***** EXERCISE MATERIALS *****

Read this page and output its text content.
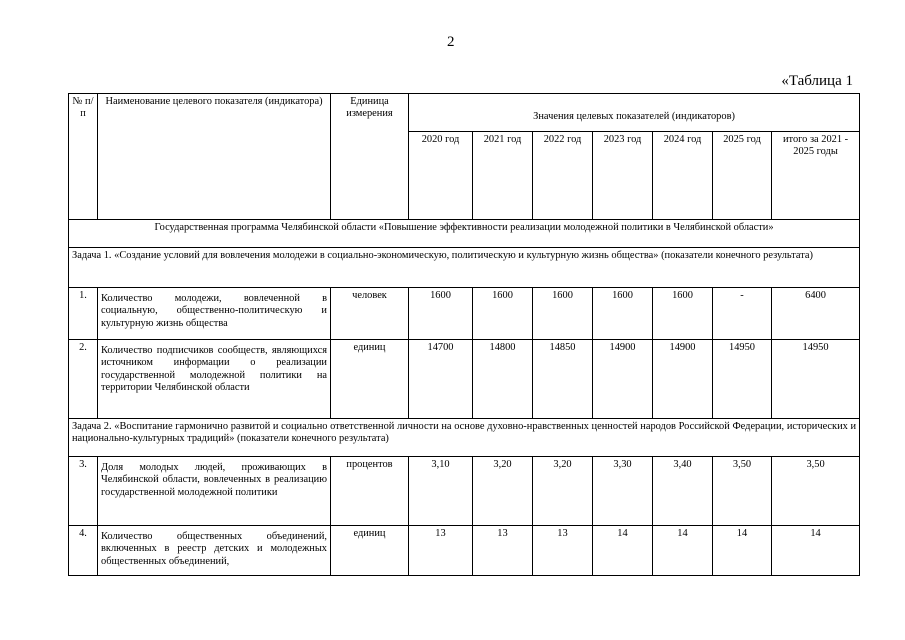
2
«Таблица 1
№ п/п	Наименование целевого показателя (индикатора)	Единица измерения	Значения целевых показателей (индикаторов)						
			2020 год	2021 год	2022 год	2023 год	2024 год	2025 год	итого за 2021 - 2025 годы
Государственная программа Челябинской области «Повышение эффективности реализации молодежной политики в Челябинской области»									
Задача 1. «Создание условий для вовлечения молодежи в социально-экономическую, политическую и культурную жизнь общества» (показатели конечного результата)									
1.	Количество молодежи, вовлеченной в социальную, общественно-политическую и культурную жизнь общества	человек	1600	1600	1600	1600	1600	-	6400
2.	Количество подписчиков сообществ, являющихся источником информации о реализации государственной молодежной политики на территории Челябинской области	единиц	14700	14800	14850	14900	14900	14950	14950
Задача 2. «Воспитание гармонично развитой и социально ответственной личности на основе духовно-нравственных ценностей народов Российской Федерации, исторических и национально-культурных традиций» (показатели конечного результата)									
3.	Доля молодых людей, проживающих в Челябинской области, вовлеченных в реализацию государственной молодежной политики	процентов	3,10	3,20	3,20	3,30	3,40	3,50	3,50
4.	Количество общественных объединений, включенных в реестр детских и молодежных общественных объединений,	единиц	13	13	13	14	14	14	14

*****

:: EXERCISE INSTRUCTIONS ::
Without the pictures, extract every entry verbatim.

:: THE RESPONSE ::
Read this page and output its text content.
2
«Таблица 1
№ п/п	Наименование целевого показателя (индикатора)	Единица измерения	Значения целевых показателей (индикаторов)						
			2020 год	2021 год	2022 год	2023 год	2024 год	2025 год	итого за 2021 - 2025 годы
Государственная программа Челябинской области «Повышение эффективности реализации молодежной политики в Челябинской области»									
Задача 1. «Создание условий для вовлечения молодежи в социально-экономическую, политическую и культурную жизнь общества» (показатели конечного результата)									
1.	Количество молодежи, вовлеченной в социальную, общественно-политическую и культурную жизнь общества	человек	1600	1600	1600	1600	1600	-	6400
2.	Количество подписчиков сообществ, являющихся источником информации о реализации государственной молодежной политики на территории Челябинской области	единиц	14700	14800	14850	14900	14900	14950	14950
Задача 2. «Воспитание гармонично развитой и социально ответственной личности на основе духовно-нравственных ценностей народов Российской Федерации, исторических и национально-культурных традиций» (показатели конечного результата)									
3.	Доля молодых людей, проживающих в Челябинской области, вовлеченных в реализацию государственной молодежной политики	процентов	3,10	3,20	3,20	3,30	3,40	3,50	3,50
4.	Количество общественных объединений, включенных в реестр детских и молодежных общественных объединений,	единиц	13	13	13	14	14	14	14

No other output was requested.